◆ **Document segment**

American companies Westinghouse (0.2-5 MWe), NuScale (1-10 MWe), and UltraSafe Nuclear (5 MWe) are all developing reactors with less than 10 MWe output, while Sweden’s LeadCold (3-10 MW3) and a U.K. consortium led by Urenco (4 MWe) are also working on developing similar systems.
Lord, for her part, would not rule out working with foreign allies on the nuclear program in some way, saying “We always talk with our partners and allies about collaboration. We have many umbrella vehicles, if you will, to do that, particularly with [National Technology and Industrial Base] countries — U.K., Canada, Australia. We have a little bit of an easy button there for working back and forth with technical information.”
As complicated as the A&S domestic effort may be, the idea of developing a mobile reactor for use abroad will likely be significantly more complex — and not just from a technological perspective.
Lyman believes that the department’s past efforts have “consistently underestimated”the “spectrum of mission risks posed by these microreactors," mostly around the technical challenges of keeping the radioactive fuel safe and operational in battlefield conditions.
“Fielding these reactors without commanders fully understanding the radiological consequences and developing robust response plans to cope with the aftermath could prove to be a disastrous miscalculation,” warned Lyman.
Security would remain a major factor as well, with the risk of nuclear material from a reactor falling into the hands of terrorist groups needing to be accounted for. While the nuclear material likely to be used in these reactors is “highly impractical” for a pure nuclear weapon, Lyman warned that an enemy could still seek the material and use it in some form of dirty bomb scenario which could deny American forces access to a specific area; additionally, security protocols would need to be put in place to deal with the transfer of the reactors.
However, Marc Nichol, NEI’s Senior Director of New Reactors, believes the refueling process should be fairly simple, with the non-mobile reactors sought by A&S likely having a 10 year lifespan in between refueling needs and the mobile reactors brought back whole to the U.S. when they need a refresher.

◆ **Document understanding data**
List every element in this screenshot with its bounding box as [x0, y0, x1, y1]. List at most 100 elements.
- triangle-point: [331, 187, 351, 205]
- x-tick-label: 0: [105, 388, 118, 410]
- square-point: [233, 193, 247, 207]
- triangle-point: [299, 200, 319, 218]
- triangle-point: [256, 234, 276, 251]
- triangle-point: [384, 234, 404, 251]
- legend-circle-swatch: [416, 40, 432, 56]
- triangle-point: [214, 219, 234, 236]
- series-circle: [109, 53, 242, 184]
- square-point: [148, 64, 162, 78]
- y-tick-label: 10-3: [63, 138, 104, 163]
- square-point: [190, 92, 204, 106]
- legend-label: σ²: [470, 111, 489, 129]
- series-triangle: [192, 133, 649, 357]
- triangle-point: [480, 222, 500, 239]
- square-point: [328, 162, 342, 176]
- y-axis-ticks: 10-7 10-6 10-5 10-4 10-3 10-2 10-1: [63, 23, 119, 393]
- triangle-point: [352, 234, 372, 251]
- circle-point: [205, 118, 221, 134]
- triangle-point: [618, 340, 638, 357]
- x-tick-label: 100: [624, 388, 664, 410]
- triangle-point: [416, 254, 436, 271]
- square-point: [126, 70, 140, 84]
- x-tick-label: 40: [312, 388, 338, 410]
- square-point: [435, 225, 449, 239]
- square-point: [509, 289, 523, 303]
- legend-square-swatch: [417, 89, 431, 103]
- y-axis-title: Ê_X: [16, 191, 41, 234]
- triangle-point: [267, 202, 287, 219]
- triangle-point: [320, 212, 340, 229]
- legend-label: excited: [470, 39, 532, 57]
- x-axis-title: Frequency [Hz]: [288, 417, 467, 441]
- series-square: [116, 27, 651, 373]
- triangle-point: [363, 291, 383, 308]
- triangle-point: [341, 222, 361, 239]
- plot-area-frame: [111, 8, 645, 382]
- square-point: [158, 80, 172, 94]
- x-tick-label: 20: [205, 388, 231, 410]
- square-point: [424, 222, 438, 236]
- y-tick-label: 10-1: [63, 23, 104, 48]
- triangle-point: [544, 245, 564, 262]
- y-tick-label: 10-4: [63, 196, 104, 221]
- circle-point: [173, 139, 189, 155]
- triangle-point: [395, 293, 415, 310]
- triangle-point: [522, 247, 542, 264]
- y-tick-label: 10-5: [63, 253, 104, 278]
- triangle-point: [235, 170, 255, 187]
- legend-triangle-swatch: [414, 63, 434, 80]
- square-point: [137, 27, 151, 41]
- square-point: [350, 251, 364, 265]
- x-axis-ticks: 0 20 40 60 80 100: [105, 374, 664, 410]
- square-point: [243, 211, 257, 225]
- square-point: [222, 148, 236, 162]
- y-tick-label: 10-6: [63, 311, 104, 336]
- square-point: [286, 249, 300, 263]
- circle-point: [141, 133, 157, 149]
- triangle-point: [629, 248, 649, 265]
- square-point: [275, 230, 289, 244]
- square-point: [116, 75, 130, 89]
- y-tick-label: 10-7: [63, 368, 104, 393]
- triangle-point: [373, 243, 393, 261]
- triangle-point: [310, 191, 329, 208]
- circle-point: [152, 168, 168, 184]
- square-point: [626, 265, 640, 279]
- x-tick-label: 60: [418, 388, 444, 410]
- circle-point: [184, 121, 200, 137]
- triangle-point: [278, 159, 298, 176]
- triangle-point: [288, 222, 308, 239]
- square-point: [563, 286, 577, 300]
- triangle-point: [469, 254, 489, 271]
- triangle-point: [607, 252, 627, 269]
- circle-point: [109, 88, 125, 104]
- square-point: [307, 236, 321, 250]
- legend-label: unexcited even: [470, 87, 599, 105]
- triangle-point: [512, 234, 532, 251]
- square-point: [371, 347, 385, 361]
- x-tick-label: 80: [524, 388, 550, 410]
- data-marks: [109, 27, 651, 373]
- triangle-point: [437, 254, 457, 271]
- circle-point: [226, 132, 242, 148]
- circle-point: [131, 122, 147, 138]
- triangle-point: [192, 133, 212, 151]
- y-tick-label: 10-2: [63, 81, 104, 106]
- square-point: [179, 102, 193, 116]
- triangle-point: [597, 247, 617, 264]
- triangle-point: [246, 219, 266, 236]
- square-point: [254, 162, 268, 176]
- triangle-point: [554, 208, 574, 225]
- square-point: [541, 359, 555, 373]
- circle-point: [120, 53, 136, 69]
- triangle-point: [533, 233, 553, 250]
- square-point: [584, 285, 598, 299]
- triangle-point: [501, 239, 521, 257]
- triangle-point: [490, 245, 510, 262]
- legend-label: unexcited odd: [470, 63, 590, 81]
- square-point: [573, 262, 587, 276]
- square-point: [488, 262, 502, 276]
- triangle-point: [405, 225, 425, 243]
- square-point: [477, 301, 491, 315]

◆ **Task 1**
Answer these questions from the passage on military microreactors:
(a) What output is listed for UltraSafe Nuclear's reactor?
(b) Which National Technology and Industrial Base countries does Lord name?
(c) According to Marc Nichol, what lifespan between refuelings are the non-mobile reactors sought by A&S likely to have?
◆ **Task 2**
Write a continuation of the passage on military microreactors, picking up after its final sentence.

◆ **Task answer 1**
(a) 5 MWe
(b) The U.K., Canada and Australia
(c) 10 years

◆ **Task answer 2**
“The idea is these would be refueled back in the United States at a centralized facility designed and equipped to do this work. No one is envisioning that these would be refueled in the field,” Nichol said. "Because they would be in a specialized facility here in the United States, there would be safety and security protocols in place for that. We have a lot of experience handling used fuel for our commercial reactors.”
Finally, there may be political challenges involved in deploying such systems. Some partner nations may balk at the idea of hosting a nuclear reactor, no matter how small. For instance, it is easy to picture the U.S. seeking to put a system for potential deployment, or as a power backup on a local base, in Japan, a key location for America’s force posture to counter China; such a move would likely be met with strong hostility, if not from politicians than from local protesters.
“I think most of these issues — including who would have regulatory authority and where liability would reside — have yet to be resolved,” said Lyman." And even if the legal pathway were clear, there could be significant public opposition in certain host countries to deployment of these reactors if solely under U.S. authority."
Costs, meanwhile, should not be a major factor for a while, as the dollar value associated with both the early design contracts and a potential prototype should be fairly small. NEI estimates the program needs around $140m in FY21 funds to keep everything rolling smoothly. In addition, Nichol said, DoD should begin to prepare the Army to take over the project once SCO hands it off; NEI believes $12m in FY21 funds should cover those early needs.